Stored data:
----
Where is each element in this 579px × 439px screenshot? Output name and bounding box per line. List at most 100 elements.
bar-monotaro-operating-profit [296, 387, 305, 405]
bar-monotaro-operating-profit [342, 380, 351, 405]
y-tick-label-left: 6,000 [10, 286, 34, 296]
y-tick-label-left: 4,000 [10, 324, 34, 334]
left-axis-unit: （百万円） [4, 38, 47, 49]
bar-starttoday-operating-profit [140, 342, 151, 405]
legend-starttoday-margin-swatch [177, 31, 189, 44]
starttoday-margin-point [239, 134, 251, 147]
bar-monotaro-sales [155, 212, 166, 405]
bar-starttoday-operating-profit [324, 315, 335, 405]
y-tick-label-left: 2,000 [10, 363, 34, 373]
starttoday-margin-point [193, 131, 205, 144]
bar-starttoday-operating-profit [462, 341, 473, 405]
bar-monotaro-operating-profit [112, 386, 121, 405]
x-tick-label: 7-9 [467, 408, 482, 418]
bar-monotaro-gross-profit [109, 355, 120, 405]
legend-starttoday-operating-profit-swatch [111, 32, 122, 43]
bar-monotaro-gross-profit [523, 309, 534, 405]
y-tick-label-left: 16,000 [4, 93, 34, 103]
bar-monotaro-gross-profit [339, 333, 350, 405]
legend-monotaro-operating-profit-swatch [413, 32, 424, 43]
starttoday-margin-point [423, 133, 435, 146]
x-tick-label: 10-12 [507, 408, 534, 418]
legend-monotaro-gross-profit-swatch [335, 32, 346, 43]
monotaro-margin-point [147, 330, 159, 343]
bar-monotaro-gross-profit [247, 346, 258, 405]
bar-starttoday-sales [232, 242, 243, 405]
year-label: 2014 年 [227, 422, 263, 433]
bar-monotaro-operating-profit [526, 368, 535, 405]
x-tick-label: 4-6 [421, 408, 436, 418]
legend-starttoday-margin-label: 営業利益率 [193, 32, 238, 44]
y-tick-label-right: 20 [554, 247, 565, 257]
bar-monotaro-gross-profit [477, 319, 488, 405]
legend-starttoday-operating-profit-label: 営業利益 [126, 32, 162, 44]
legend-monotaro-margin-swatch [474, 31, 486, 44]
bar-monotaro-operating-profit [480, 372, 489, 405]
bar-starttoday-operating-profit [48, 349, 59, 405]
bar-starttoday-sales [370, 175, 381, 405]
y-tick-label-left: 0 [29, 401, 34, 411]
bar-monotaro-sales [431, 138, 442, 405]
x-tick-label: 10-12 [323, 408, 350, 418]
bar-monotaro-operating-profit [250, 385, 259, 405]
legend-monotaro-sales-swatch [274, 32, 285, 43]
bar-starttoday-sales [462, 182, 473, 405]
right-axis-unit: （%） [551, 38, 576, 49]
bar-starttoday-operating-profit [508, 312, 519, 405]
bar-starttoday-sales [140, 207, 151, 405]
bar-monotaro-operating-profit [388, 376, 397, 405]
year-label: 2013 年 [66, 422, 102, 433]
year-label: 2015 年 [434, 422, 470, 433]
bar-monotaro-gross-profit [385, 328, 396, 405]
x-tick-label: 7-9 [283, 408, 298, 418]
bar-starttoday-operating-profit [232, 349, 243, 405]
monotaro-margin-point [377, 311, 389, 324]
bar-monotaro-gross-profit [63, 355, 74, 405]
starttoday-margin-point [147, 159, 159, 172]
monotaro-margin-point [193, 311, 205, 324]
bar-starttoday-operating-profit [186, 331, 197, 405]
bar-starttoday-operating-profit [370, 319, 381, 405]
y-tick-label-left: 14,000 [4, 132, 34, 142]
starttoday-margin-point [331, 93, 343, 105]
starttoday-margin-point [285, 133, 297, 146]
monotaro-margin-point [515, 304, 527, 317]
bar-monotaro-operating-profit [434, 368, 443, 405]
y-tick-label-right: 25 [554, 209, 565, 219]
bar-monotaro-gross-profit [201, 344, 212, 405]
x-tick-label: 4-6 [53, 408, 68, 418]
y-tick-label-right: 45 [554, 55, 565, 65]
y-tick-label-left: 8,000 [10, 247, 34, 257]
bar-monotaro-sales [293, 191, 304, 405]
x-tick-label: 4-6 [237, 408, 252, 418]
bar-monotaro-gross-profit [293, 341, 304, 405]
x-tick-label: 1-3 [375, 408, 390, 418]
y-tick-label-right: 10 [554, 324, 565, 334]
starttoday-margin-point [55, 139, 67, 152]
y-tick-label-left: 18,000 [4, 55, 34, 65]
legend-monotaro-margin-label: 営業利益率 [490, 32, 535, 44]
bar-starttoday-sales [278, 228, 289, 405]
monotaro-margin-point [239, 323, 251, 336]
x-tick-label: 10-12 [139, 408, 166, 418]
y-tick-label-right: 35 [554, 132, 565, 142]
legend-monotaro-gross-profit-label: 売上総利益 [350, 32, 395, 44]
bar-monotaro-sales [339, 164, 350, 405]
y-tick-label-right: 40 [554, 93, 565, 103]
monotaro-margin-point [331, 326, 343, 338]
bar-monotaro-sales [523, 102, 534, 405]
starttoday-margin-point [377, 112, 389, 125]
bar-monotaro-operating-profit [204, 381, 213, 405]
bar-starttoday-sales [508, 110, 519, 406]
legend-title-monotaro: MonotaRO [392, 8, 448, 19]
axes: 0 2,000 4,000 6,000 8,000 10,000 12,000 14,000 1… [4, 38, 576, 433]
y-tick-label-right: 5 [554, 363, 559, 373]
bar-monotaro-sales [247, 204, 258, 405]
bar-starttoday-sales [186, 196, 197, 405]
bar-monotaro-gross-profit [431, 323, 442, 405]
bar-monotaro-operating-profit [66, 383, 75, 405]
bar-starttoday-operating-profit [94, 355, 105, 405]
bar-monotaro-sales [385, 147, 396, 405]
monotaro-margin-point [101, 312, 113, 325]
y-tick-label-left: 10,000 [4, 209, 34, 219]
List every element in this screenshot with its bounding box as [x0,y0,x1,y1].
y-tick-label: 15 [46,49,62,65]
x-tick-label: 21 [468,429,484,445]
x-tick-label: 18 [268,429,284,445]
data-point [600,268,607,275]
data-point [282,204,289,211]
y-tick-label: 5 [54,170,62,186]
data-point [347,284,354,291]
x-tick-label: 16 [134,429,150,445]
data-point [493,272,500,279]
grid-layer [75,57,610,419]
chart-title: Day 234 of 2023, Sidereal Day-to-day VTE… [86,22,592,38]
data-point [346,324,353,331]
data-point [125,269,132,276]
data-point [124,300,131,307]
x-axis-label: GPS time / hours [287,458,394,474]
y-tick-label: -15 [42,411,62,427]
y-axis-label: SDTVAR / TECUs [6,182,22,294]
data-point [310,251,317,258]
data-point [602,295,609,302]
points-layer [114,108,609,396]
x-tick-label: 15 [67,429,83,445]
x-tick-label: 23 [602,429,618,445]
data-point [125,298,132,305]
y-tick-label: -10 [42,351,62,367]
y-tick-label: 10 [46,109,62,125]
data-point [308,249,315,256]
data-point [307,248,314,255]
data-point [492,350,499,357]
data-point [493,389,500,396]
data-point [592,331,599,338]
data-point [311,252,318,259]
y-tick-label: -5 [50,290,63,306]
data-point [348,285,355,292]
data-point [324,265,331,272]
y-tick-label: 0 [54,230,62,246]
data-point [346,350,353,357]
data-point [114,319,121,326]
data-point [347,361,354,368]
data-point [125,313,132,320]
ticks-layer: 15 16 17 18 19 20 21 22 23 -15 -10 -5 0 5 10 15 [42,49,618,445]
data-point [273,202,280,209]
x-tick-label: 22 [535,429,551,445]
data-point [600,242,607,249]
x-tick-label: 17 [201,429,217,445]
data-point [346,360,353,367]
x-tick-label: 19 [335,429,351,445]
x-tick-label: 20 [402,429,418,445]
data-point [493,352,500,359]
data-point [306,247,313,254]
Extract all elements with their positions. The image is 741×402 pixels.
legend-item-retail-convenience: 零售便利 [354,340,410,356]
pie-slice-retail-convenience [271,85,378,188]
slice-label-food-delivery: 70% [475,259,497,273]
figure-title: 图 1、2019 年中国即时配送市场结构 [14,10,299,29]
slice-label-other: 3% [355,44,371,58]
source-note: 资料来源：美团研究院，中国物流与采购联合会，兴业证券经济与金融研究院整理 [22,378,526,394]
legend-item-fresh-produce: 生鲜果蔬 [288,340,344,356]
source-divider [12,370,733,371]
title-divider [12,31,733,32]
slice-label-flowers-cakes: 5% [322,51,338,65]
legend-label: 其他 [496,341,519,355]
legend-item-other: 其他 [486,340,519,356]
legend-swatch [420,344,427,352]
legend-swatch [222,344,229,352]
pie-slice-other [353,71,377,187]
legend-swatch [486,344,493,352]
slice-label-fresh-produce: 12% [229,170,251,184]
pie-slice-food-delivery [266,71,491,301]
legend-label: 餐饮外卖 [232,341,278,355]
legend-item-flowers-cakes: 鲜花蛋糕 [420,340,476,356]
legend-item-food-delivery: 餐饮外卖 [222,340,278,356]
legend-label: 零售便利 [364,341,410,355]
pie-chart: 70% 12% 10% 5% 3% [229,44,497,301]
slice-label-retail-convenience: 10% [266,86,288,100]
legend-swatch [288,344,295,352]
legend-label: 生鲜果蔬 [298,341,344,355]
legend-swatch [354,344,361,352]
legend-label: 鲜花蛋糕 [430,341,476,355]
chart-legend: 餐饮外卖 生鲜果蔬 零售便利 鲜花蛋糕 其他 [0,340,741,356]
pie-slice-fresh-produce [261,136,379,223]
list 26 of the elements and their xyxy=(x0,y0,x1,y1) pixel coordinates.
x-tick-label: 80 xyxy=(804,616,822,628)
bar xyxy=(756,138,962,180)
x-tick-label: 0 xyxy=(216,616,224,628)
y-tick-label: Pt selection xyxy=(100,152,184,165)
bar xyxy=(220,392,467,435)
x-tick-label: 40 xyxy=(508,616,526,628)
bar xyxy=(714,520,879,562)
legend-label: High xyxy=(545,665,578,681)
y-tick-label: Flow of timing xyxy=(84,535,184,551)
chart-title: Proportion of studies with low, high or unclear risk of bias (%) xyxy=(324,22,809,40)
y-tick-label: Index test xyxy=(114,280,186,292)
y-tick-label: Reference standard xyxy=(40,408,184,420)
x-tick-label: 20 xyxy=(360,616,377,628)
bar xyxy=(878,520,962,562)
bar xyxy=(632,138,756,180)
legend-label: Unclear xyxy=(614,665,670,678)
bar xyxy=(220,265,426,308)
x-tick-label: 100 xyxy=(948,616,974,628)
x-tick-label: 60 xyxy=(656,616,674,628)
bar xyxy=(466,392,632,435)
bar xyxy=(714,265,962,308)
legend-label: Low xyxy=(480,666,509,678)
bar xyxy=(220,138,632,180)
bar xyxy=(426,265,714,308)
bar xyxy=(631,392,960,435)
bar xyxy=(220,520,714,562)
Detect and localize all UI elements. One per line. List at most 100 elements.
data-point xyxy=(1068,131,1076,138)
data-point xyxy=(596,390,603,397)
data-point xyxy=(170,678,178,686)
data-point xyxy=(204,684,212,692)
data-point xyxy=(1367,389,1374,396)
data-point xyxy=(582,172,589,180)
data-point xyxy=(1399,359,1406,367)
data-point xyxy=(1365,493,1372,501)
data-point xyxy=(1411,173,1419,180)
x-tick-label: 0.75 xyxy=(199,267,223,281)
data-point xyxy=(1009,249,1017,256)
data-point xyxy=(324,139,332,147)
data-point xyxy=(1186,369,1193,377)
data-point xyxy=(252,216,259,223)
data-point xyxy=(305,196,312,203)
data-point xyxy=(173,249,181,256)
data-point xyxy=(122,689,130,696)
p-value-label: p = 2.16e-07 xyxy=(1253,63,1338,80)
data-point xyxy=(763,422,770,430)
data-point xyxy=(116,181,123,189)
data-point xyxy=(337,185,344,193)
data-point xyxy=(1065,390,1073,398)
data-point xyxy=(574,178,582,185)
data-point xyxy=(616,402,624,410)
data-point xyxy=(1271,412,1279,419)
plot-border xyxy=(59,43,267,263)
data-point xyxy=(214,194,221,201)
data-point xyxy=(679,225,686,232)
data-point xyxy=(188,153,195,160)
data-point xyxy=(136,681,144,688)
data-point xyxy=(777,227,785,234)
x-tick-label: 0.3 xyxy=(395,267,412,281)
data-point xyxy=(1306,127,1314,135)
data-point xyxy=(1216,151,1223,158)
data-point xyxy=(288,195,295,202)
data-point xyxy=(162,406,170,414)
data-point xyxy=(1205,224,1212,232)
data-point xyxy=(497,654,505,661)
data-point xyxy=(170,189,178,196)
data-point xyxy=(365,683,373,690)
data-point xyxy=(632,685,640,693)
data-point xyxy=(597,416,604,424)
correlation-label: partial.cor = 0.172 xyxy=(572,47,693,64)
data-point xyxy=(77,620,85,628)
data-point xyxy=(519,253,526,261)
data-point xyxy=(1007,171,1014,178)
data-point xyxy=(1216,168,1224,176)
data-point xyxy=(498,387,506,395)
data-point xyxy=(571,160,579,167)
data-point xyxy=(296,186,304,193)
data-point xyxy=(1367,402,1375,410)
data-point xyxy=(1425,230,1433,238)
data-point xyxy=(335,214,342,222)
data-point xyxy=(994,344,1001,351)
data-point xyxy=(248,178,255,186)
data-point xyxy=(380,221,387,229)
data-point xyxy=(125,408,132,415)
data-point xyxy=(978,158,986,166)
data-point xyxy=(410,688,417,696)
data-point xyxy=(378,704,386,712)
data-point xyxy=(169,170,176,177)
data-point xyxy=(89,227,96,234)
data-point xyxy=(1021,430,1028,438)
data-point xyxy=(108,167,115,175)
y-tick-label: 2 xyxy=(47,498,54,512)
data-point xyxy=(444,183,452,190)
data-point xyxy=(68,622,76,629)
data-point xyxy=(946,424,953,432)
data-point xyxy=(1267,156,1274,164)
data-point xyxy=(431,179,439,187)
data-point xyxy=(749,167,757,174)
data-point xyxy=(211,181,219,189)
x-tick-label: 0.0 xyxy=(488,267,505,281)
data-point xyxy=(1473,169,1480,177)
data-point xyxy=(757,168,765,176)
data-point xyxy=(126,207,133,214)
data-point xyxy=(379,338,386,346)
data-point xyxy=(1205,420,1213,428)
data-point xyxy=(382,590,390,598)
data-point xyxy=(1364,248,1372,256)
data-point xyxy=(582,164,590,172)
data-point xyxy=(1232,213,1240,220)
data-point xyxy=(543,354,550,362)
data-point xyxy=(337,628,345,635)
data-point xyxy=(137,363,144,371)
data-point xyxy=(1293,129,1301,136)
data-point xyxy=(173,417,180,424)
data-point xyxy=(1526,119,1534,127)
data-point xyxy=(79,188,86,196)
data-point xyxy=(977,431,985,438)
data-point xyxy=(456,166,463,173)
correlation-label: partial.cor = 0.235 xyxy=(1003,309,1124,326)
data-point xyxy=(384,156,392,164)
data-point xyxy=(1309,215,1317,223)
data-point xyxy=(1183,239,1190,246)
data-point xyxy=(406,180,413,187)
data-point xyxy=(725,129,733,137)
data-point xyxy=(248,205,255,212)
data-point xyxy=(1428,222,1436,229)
----
Your goal:
Render the stored data as a Markdown table with the columns Row and Line, starting with its first line and going on through the line with "y-tick-label-left: 16,000 [4, 93, 34, 103]". Leave out any blank lines.

Worked answer:
| Row | Line |
|---|---|
| 1 | Where is each element in this 579px × 439px screenshot? Output name and bounding box per line. List at most 100 elements. |
| 2 | bar-monotaro-operating-profit [296, 387, 305, 405] |
| 3 | bar-monotaro-operating-profit [342, 380, 351, 405] |
| 4 | y-tick-label-left: 6,000 [10, 286, 34, 296] |
| 5 | y-tick-label-left: 4,000 [10, 324, 34, 334] |
| 6 | left-axis-unit: （百万円） [4, 38, 47, 49] |
| 7 | bar-starttoday-operating-profit [140, 342, 151, 405] |
| 8 | legend-starttoday-margin-swatch [177, 31, 189, 44] |
| 9 | starttoday-margin-point [239, 134, 251, 147] |
| 10 | bar-monotaro-sales [155, 212, 166, 405] |
| 11 | bar-starttoday-operating-profit [324, 315, 335, 405] |
| 12 | y-tick-label-left: 2,000 [10, 363, 34, 373] |
| 13 | starttoday-margin-point [193, 131, 205, 144] |
| 14 | bar-starttoday-operating-profit [462, 341, 473, 405] |
| 15 | bar-monotaro-operating-profit [112, 386, 121, 405] |
| 16 | x-tick-label: 7-9 [467, 408, 482, 418] |
| 17 | bar-monotaro-gross-profit [109, 355, 120, 405] |
| 18 | legend-starttoday-operating-profit-swatch [111, 32, 122, 43] |
| 19 | bar-monotaro-gross-profit [523, 309, 534, 405] |
| 20 | y-tick-label-left: 16,000 [4, 93, 34, 103] |